**Input data:**
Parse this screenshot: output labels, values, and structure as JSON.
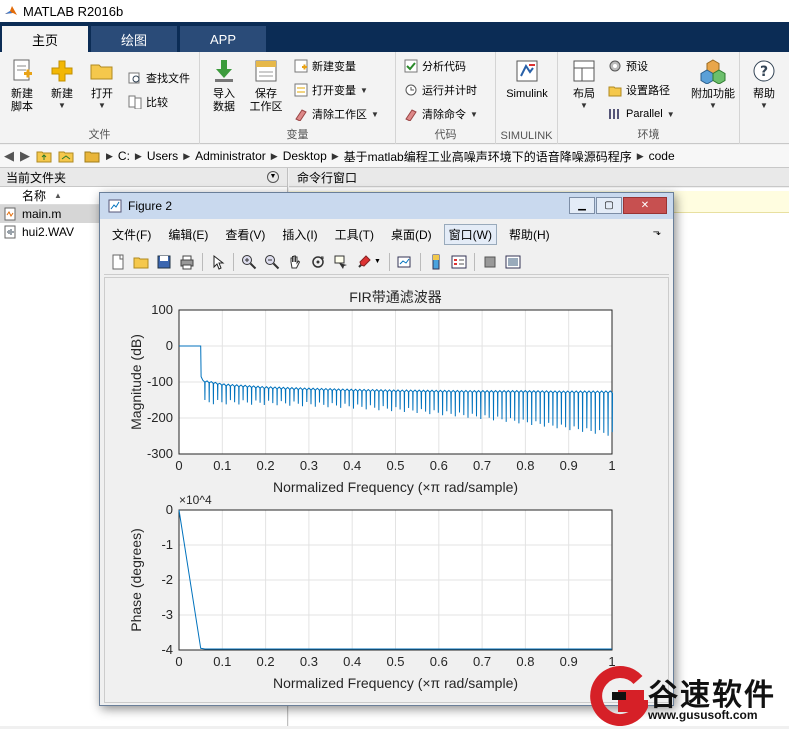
{
  "app": {
    "title": "MATLAB R2016b"
  },
  "tabs": [
    {
      "label": "主页",
      "active": true
    },
    {
      "label": "绘图",
      "active": false
    },
    {
      "label": "APP",
      "active": false
    }
  ],
  "ribbon": {
    "file": {
      "group": "文件",
      "new_script": "新建\n脚本",
      "new": "新建",
      "open": "打开",
      "find_files": "查找文件",
      "compare": "比较"
    },
    "variable": {
      "group": "变量",
      "import": "导入\n数据",
      "save_ws": "保存\n工作区",
      "new_var": "新建变量",
      "open_var": "打开变量",
      "clear_ws": "清除工作区"
    },
    "code": {
      "group": "代码",
      "analyze": "分析代码",
      "run_time": "运行并计时",
      "clear_cmds": "清除命令"
    },
    "simulink": {
      "group": "SIMULINK",
      "label": "Simulink"
    },
    "env": {
      "group": "环境",
      "layout": "布局",
      "prefs": "预设",
      "set_path": "设置路径",
      "parallel": "Parallel",
      "addons": "附加功能",
      "help": "帮助"
    }
  },
  "address": {
    "crumbs": [
      "C:",
      "Users",
      "Administrator",
      "Desktop",
      "基于matlab编程工业高噪声环境下的语音降噪源码程序",
      "code"
    ]
  },
  "current_folder": {
    "title": "当前文件夹",
    "col_name": "名称",
    "col_sort": "▲",
    "files": [
      {
        "name": "main.m",
        "selected": true
      },
      {
        "name": "hui2.WAV",
        "selected": false
      }
    ]
  },
  "command_window": {
    "title": "命令行窗口"
  },
  "figure": {
    "title": "Figure 2",
    "menus": [
      "文件(F)",
      "编辑(E)",
      "查看(V)",
      "插入(I)",
      "工具(T)",
      "桌面(D)",
      "窗口(W)",
      "帮助(H)"
    ],
    "active_menu": "窗口(W)"
  },
  "chart_data": [
    {
      "type": "line",
      "title": "FIR带通滤波器",
      "xlabel": "Normalized Frequency  (×π rad/sample)",
      "ylabel": "Magnitude (dB)",
      "xlim": [
        0,
        1
      ],
      "ylim": [
        -300,
        100
      ],
      "xticks": [
        "0",
        "0.1",
        "0.2",
        "0.3",
        "0.4",
        "0.5",
        "0.6",
        "0.7",
        "0.8",
        "0.9",
        "1"
      ],
      "yticks": [
        "100",
        "0",
        "-100",
        "-200",
        "-300"
      ],
      "grid": true,
      "color": "#0072bd",
      "series": [
        {
          "x": [
            0,
            0.05,
            0.051,
            0.055,
            0.08,
            0.1,
            0.2,
            0.3,
            0.4,
            0.5,
            0.6,
            0.7,
            0.8,
            0.9,
            1.0
          ],
          "y": [
            0,
            0,
            -85,
            -100,
            -105,
            -110,
            -118,
            -122,
            -125,
            -127,
            -128,
            -129,
            -129,
            -130,
            -130
          ],
          "notch_depth_min": -150,
          "notch_depth_max": -240
        }
      ]
    },
    {
      "type": "line",
      "xlabel": "Normalized Frequency  (×π rad/sample)",
      "ylabel": "Phase (degrees)",
      "multiplier": "×10^4",
      "xlim": [
        0,
        1
      ],
      "ylim": [
        -40000,
        0
      ],
      "xticks": [
        "0",
        "0.1",
        "0.2",
        "0.3",
        "0.4",
        "0.5",
        "0.6",
        "0.7",
        "0.8",
        "0.9",
        "1"
      ],
      "yticks": [
        "0",
        "-1",
        "-2",
        "-3",
        "-4"
      ],
      "grid": true,
      "color": "#0072bd",
      "series": [
        {
          "x": [
            0,
            0.05,
            0.06,
            1.0
          ],
          "y": [
            0,
            -39500,
            -39700,
            -39700
          ]
        }
      ]
    }
  ],
  "watermark": {
    "brand": "谷速软件",
    "url": "www.gususoft.com"
  }
}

**Direction:** Pictures appear in the records above. Output everything except them, exactly.

**Exercise result:**
Parse this screenshot: output labels, values, and structure as JSON.
{
  "app": {
    "title": "MATLAB R2016b"
  },
  "tabs": [
    {
      "label": "主页",
      "active": true
    },
    {
      "label": "绘图",
      "active": false
    },
    {
      "label": "APP",
      "active": false
    }
  ],
  "ribbon": {
    "file": {
      "group": "文件",
      "new_script": "新建\n脚本",
      "new": "新建",
      "open": "打开",
      "find_files": "查找文件",
      "compare": "比较"
    },
    "variable": {
      "group": "变量",
      "import": "导入\n数据",
      "save_ws": "保存\n工作区",
      "new_var": "新建变量",
      "open_var": "打开变量",
      "clear_ws": "清除工作区"
    },
    "code": {
      "group": "代码",
      "analyze": "分析代码",
      "run_time": "运行并计时",
      "clear_cmds": "清除命令"
    },
    "simulink": {
      "group": "SIMULINK",
      "label": "Simulink"
    },
    "env": {
      "group": "环境",
      "layout": "布局",
      "prefs": "预设",
      "set_path": "设置路径",
      "parallel": "Parallel",
      "addons": "附加功能",
      "help": "帮助"
    }
  },
  "address": {
    "crumbs": [
      "C:",
      "Users",
      "Administrator",
      "Desktop",
      "基于matlab编程工业高噪声环境下的语音降噪源码程序",
      "code"
    ]
  },
  "current_folder": {
    "title": "当前文件夹",
    "col_name": "名称",
    "col_sort": "▲",
    "files": [
      {
        "name": "main.m",
        "selected": true
      },
      {
        "name": "hui2.WAV",
        "selected": false
      }
    ]
  },
  "command_window": {
    "title": "命令行窗口"
  },
  "figure": {
    "title": "Figure 2",
    "menus": [
      "文件(F)",
      "编辑(E)",
      "查看(V)",
      "插入(I)",
      "工具(T)",
      "桌面(D)",
      "窗口(W)",
      "帮助(H)"
    ],
    "active_menu": "窗口(W)"
  },
  "chart_data": [
    {
      "type": "line",
      "title": "FIR带通滤波器",
      "xlabel": "Normalized Frequency  (×π rad/sample)",
      "ylabel": "Magnitude (dB)",
      "xlim": [
        0,
        1
      ],
      "ylim": [
        -300,
        100
      ],
      "xticks": [
        "0",
        "0.1",
        "0.2",
        "0.3",
        "0.4",
        "0.5",
        "0.6",
        "0.7",
        "0.8",
        "0.9",
        "1"
      ],
      "yticks": [
        "100",
        "0",
        "-100",
        "-200",
        "-300"
      ],
      "grid": true,
      "color": "#0072bd",
      "series": [
        {
          "x": [
            0,
            0.05,
            0.051,
            0.055,
            0.08,
            0.1,
            0.2,
            0.3,
            0.4,
            0.5,
            0.6,
            0.7,
            0.8,
            0.9,
            1.0
          ],
          "y": [
            0,
            0,
            -85,
            -100,
            -105,
            -110,
            -118,
            -122,
            -125,
            -127,
            -128,
            -129,
            -129,
            -130,
            -130
          ],
          "notch_depth_min": -150,
          "notch_depth_max": -240
        }
      ]
    },
    {
      "type": "line",
      "xlabel": "Normalized Frequency  (×π rad/sample)",
      "ylabel": "Phase (degrees)",
      "multiplier": "×10^4",
      "xlim": [
        0,
        1
      ],
      "ylim": [
        -40000,
        0
      ],
      "xticks": [
        "0",
        "0.1",
        "0.2",
        "0.3",
        "0.4",
        "0.5",
        "0.6",
        "0.7",
        "0.8",
        "0.9",
        "1"
      ],
      "yticks": [
        "0",
        "-1",
        "-2",
        "-3",
        "-4"
      ],
      "grid": true,
      "color": "#0072bd",
      "series": [
        {
          "x": [
            0,
            0.05,
            0.06,
            1.0
          ],
          "y": [
            0,
            -39500,
            -39700,
            -39700
          ]
        }
      ]
    }
  ],
  "watermark": {
    "brand": "谷速软件",
    "url": "www.gususoft.com"
  }
}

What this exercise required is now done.